[start Items]

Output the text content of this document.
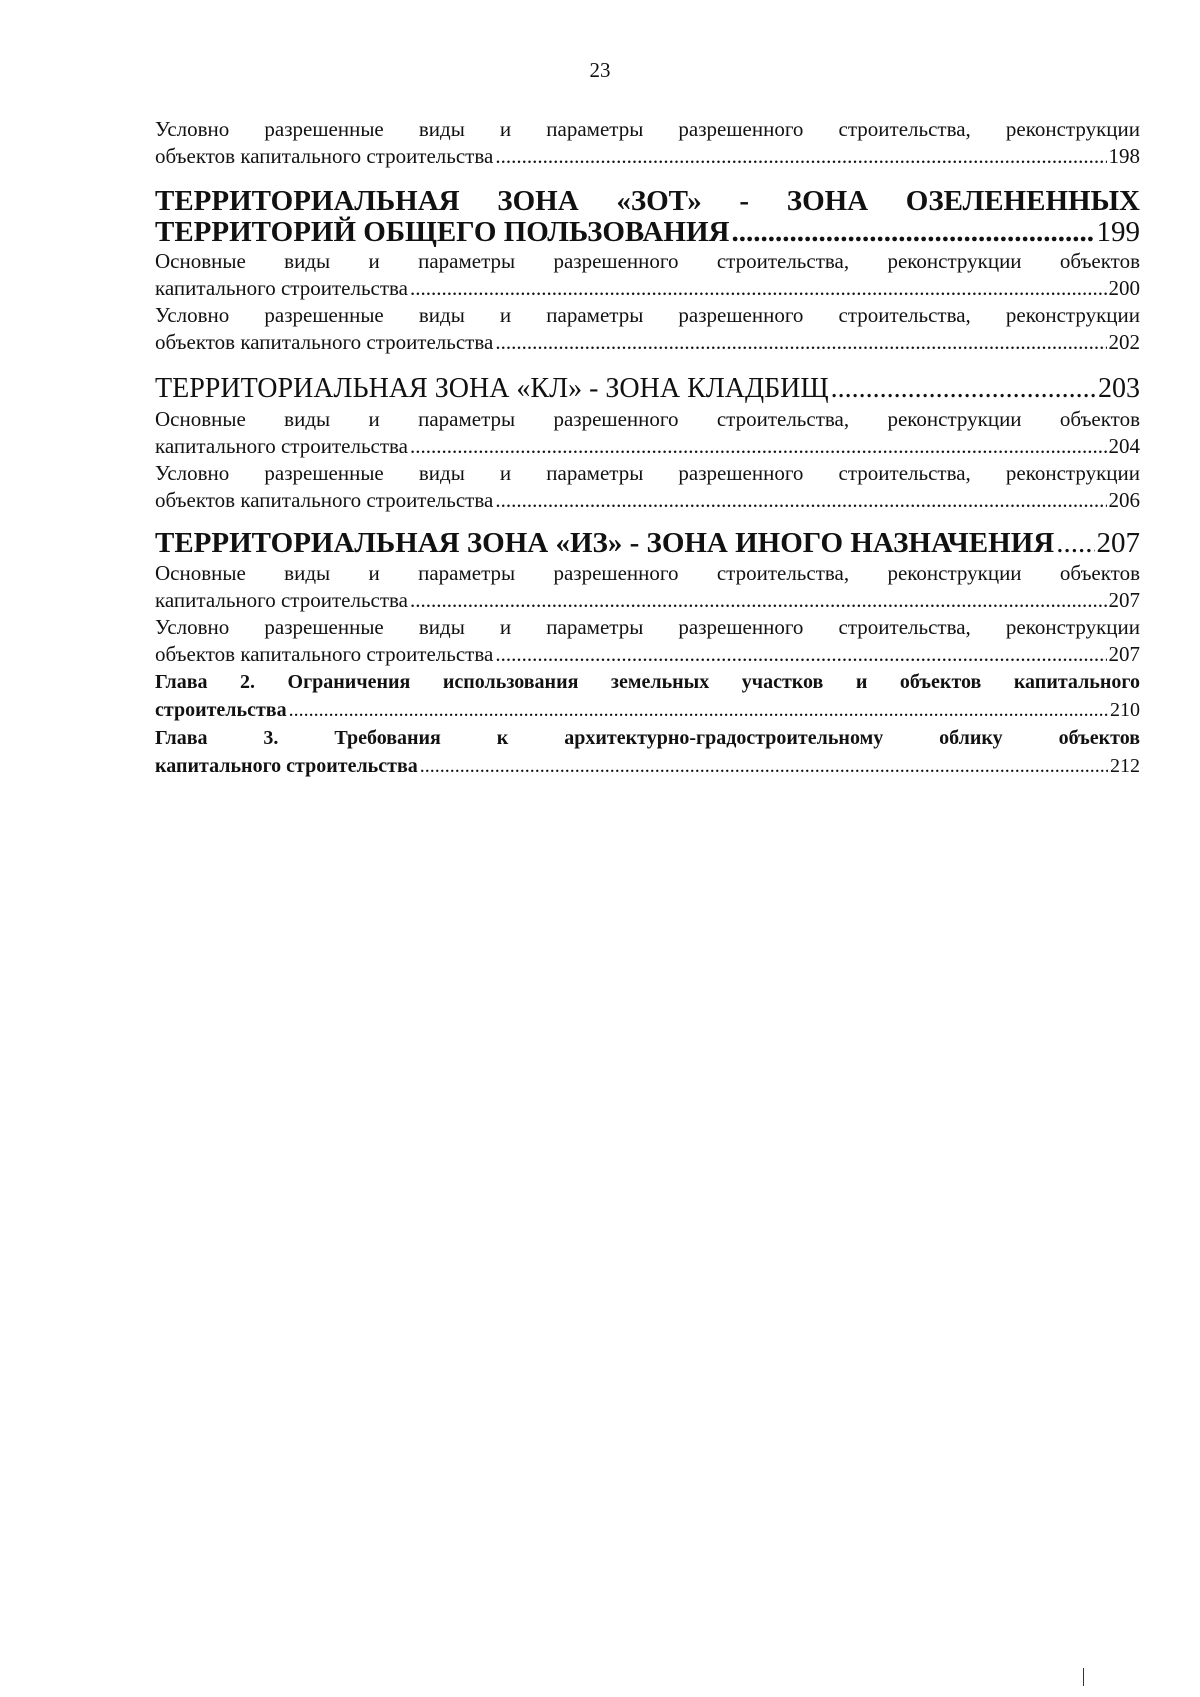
23
Условно разрешенные виды и параметры разрешенного строительства, реконструкции
объектов капитального строительства .....	198
ТЕРРИТОРИАЛЬНАЯ ЗОНА «ЗОТ» - ЗОНА ОЗЕЛЕНЕННЫХ
ТЕРРИТОРИЙ ОБЩЕГО ПОЛЬЗОВАНИЯ .....	199
Основные виды и параметры разрешенного строительства, реконструкции объектов
капитального строительства .....	200
Условно разрешенные виды и параметры разрешенного строительства, реконструкции
объектов капитального строительства .....	202
ТЕРРИТОРИАЛЬНАЯ ЗОНА «КЛ» - ЗОНА КЛАДБИЩ .....	203
Основные виды и параметры разрешенного строительства, реконструкции объектов
капитального строительства .....	204
Условно разрешенные виды и параметры разрешенного строительства, реконструкции
объектов капитального строительства .....	206
ТЕРРИТОРИАЛЬНАЯ ЗОНА «ИЗ» - ЗОНА ИНОГО НАЗНАЧЕНИЯ ..... 207
Основные виды и параметры разрешенного строительства, реконструкции объектов
капитального строительства .....	207
Условно разрешенные виды и параметры разрешенного строительства, реконструкции
объектов капитального строительства .....	207
Глава 2. Ограничения использования земельных участков и объектов капитального
строительства .....	210
Глава 3. Требования к архитектурно-градостроительному облику объектов
капитального строительства .....	212
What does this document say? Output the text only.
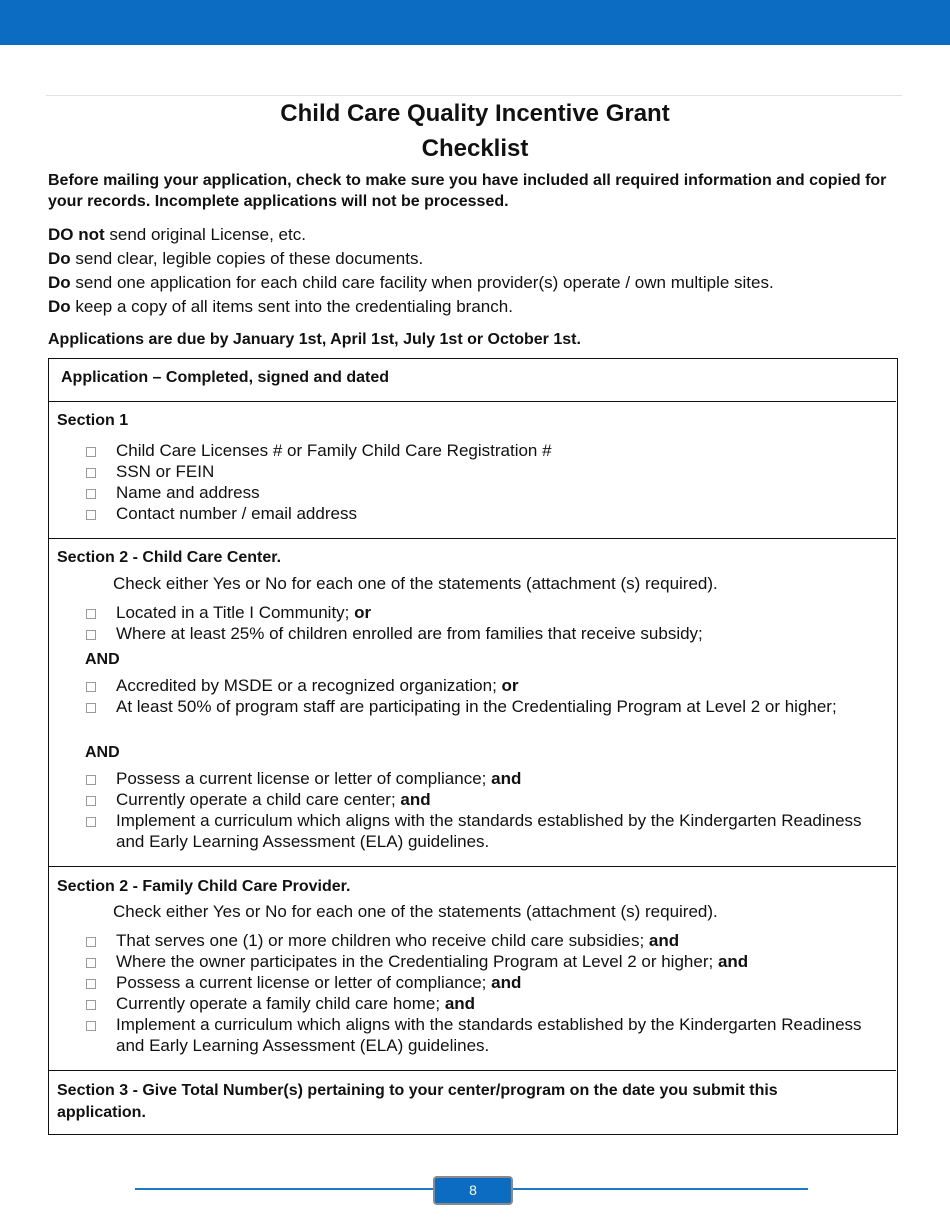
Child Care Quality Incentive Grant
Checklist
Before mailing your application, check to make sure you have included all required information and copied for your records. Incomplete applications will not be processed.
DO not send original License, etc.
Do send clear, legible copies of these documents.
Do send one application for each child care facility when provider(s) operate / own multiple sites.
Do keep a copy of all items sent into the credentialing branch.
Applications are due by January 1st, April 1st, July 1st or October 1st.
Application – Completed, signed and dated
Section 1
Child Care Licenses # or Family Child Care Registration #
SSN or FEIN
Name and address
Contact number / email address
Section 2 - Child Care Center.
Check either Yes or No for each one of the statements (attachment (s) required).
Located in a Title I Community; or
Where at least 25% of children enrolled are from families that receive subsidy;
AND
Accredited by MSDE or a recognized organization; or
At least 50% of program staff are participating in the Credentialing Program at Level 2 or higher;
AND
Possess a current license or letter of compliance; and
Currently operate a child care center; and
Implement a curriculum which aligns with the standards established by the Kindergarten Readiness and Early Learning Assessment (ELA) guidelines.
Section 2 - Family Child Care Provider.
Check either Yes or No for each one of the statements (attachment (s) required).
That serves one (1) or more children who receive child care subsidies; and
Where the owner participates in the Credentialing Program at Level 2 or higher; and
Possess a current license or letter of compliance; and
Currently operate a family child care home; and
Implement a curriculum which aligns with the standards established by the Kindergarten Readiness and Early Learning Assessment (ELA) guidelines.
Section 3 - Give Total Number(s) pertaining to your center/program on the date you submit this application.
8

[end Items]

## Task details:
What is the number of lines in this listing that contain the word "Section"? Answer with that number and nothing else.

## Solved exercise:
4